» **PROBLEM**
Copy each line that contains the word "Vildtreservat".

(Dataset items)

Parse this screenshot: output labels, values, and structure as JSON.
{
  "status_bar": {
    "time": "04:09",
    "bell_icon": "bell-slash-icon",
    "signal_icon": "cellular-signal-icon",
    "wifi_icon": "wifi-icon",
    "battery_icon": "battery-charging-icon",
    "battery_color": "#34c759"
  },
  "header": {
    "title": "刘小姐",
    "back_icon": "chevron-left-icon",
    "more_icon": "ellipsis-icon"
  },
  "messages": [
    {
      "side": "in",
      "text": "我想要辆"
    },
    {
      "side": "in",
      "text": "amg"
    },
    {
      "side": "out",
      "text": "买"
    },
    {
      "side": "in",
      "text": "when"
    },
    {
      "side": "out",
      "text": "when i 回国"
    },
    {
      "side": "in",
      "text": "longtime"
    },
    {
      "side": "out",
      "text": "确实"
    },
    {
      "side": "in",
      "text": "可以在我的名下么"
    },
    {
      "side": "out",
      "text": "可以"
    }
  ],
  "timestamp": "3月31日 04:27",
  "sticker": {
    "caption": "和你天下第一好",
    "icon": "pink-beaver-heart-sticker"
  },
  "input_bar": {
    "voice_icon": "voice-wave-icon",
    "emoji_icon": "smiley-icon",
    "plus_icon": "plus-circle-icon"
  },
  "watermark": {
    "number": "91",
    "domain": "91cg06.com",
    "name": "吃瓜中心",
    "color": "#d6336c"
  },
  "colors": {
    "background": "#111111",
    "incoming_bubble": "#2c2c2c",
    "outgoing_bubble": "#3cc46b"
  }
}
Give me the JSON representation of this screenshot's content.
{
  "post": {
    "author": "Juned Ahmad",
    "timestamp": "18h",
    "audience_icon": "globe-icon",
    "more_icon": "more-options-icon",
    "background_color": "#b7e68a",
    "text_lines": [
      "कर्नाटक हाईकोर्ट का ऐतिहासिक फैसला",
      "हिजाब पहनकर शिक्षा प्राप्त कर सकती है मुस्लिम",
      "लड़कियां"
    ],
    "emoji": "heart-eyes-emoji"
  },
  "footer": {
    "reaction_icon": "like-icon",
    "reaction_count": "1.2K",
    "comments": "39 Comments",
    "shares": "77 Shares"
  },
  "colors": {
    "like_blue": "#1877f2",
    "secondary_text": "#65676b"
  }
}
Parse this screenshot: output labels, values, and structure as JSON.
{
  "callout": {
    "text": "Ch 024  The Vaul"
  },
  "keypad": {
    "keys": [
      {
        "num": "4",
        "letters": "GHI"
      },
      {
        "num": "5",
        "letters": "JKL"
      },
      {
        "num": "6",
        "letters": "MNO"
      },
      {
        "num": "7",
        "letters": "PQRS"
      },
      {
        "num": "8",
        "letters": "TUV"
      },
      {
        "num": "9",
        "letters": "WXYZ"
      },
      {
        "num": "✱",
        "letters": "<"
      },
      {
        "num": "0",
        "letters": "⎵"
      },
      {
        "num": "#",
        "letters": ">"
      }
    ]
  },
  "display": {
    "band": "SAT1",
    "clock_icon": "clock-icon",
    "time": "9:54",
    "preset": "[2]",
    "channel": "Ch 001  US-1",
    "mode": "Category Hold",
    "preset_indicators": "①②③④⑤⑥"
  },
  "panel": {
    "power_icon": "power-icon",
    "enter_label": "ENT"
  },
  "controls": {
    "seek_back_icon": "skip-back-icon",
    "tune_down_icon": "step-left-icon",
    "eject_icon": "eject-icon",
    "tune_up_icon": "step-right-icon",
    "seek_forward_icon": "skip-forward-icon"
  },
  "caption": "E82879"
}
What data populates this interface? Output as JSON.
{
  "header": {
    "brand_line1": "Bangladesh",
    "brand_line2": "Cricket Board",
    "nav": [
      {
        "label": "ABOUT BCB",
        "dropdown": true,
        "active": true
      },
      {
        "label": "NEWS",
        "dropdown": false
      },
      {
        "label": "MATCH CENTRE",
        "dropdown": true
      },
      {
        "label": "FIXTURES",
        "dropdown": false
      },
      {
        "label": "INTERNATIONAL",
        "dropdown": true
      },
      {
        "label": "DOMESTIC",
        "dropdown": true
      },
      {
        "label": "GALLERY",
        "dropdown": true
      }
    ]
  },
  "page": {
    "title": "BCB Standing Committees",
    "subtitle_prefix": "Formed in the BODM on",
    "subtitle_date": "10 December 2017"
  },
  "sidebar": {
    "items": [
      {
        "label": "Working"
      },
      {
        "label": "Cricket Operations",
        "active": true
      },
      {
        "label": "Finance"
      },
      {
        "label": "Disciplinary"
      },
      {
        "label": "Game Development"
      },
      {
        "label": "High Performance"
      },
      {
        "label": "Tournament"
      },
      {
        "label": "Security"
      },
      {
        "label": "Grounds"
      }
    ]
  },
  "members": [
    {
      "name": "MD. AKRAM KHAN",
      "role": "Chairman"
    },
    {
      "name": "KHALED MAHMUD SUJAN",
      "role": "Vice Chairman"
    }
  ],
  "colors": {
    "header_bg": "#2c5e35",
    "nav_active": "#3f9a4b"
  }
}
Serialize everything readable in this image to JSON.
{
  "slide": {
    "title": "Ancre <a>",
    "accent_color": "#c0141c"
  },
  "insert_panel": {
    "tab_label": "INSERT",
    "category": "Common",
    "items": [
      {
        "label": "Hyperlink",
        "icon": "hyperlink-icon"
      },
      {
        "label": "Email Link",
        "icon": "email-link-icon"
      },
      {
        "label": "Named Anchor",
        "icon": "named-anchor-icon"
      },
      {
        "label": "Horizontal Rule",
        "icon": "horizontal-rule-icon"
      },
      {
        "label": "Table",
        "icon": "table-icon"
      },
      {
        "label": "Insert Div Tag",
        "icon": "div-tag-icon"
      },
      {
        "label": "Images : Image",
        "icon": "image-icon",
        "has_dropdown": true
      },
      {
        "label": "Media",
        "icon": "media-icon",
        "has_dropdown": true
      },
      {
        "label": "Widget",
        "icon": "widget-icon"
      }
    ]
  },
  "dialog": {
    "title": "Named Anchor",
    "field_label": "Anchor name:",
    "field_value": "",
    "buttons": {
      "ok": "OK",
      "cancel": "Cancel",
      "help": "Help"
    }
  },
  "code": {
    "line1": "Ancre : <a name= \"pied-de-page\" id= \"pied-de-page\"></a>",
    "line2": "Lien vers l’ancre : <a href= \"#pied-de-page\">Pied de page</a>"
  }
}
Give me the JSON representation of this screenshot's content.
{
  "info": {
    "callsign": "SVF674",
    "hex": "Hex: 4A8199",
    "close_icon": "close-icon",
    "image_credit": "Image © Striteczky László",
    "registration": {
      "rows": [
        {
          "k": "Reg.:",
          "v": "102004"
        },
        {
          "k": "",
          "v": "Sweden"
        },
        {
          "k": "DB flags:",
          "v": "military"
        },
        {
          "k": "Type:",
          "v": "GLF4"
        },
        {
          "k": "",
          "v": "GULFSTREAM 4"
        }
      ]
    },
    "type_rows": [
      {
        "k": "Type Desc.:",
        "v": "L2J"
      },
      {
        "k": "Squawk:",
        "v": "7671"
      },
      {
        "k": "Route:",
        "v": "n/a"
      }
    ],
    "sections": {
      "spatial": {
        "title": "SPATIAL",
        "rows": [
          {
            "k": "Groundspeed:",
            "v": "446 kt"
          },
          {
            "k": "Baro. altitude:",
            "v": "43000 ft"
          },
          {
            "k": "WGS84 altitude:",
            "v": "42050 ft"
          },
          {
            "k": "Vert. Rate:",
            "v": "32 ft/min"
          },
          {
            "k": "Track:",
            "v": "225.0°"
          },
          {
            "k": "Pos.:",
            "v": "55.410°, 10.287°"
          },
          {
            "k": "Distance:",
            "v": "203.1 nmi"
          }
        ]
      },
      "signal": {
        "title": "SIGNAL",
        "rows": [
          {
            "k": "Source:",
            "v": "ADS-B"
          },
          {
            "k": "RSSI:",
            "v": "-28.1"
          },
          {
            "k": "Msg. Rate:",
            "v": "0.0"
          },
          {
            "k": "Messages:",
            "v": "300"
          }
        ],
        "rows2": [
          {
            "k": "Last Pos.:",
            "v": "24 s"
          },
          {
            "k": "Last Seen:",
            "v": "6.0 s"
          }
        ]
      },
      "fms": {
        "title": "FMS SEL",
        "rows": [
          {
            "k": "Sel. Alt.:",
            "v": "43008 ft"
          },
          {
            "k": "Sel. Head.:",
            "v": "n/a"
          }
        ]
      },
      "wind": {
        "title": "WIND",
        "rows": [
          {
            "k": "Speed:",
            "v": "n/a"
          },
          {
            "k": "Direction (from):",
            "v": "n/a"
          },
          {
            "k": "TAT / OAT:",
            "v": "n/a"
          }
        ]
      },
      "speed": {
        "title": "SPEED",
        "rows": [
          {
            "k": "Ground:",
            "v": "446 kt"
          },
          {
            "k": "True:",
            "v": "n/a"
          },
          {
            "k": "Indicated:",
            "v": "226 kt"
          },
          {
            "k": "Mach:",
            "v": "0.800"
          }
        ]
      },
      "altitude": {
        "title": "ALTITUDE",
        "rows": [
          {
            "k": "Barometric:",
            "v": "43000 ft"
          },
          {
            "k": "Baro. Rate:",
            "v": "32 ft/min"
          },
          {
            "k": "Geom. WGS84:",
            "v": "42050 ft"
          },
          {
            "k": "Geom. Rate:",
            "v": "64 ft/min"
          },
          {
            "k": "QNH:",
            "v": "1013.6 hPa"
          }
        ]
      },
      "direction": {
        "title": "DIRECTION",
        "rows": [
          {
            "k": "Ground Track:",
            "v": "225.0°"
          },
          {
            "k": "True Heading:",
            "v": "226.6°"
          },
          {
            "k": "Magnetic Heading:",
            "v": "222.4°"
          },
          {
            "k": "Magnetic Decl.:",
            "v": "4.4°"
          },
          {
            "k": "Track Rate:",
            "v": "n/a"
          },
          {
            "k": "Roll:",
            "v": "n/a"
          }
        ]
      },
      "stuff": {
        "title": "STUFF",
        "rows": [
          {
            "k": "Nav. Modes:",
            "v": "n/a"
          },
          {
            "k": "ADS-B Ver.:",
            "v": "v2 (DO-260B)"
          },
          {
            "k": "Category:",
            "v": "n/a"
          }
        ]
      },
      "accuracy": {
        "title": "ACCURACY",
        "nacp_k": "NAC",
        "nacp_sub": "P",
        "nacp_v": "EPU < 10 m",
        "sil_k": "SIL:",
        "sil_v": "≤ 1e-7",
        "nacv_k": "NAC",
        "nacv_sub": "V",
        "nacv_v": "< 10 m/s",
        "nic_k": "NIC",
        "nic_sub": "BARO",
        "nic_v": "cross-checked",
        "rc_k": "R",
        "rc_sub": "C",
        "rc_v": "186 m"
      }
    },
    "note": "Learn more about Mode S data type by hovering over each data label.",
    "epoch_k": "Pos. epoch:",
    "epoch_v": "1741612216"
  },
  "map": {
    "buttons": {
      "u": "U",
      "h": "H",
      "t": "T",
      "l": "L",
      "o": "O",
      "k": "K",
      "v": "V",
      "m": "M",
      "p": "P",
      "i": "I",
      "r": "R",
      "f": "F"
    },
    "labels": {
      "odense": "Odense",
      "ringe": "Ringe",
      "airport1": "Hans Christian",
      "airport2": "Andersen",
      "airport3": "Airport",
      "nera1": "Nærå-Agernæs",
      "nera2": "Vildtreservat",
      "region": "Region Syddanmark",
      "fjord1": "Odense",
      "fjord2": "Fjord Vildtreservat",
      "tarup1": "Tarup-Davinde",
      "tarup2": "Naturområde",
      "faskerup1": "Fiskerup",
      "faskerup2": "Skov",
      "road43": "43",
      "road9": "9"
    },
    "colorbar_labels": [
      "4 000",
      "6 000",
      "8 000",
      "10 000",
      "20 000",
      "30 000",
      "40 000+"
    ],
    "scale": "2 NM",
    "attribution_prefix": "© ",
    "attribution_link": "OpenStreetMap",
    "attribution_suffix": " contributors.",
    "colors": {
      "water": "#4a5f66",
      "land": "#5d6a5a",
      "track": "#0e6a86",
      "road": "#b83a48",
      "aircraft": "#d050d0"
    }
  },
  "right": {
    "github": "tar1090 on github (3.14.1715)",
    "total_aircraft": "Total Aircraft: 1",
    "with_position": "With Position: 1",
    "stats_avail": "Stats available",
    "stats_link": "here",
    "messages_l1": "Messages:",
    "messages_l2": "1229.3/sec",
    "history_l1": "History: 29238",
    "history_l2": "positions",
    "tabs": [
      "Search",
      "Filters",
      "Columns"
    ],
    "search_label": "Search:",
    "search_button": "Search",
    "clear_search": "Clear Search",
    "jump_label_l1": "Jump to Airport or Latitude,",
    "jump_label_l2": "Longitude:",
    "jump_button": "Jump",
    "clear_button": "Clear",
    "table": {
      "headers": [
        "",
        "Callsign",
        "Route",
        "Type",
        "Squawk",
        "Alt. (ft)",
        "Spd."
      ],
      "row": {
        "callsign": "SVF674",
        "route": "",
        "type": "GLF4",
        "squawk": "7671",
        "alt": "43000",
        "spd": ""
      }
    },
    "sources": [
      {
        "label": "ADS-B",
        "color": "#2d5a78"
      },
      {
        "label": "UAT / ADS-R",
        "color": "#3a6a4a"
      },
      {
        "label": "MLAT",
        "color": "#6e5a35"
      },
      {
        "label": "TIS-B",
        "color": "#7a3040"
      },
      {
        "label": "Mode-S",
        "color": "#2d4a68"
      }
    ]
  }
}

» **RESULT OF THE EXERCISE**
      "nera2": "Vildtreservat",
      "fjord2": "Fjord Vildtreservat",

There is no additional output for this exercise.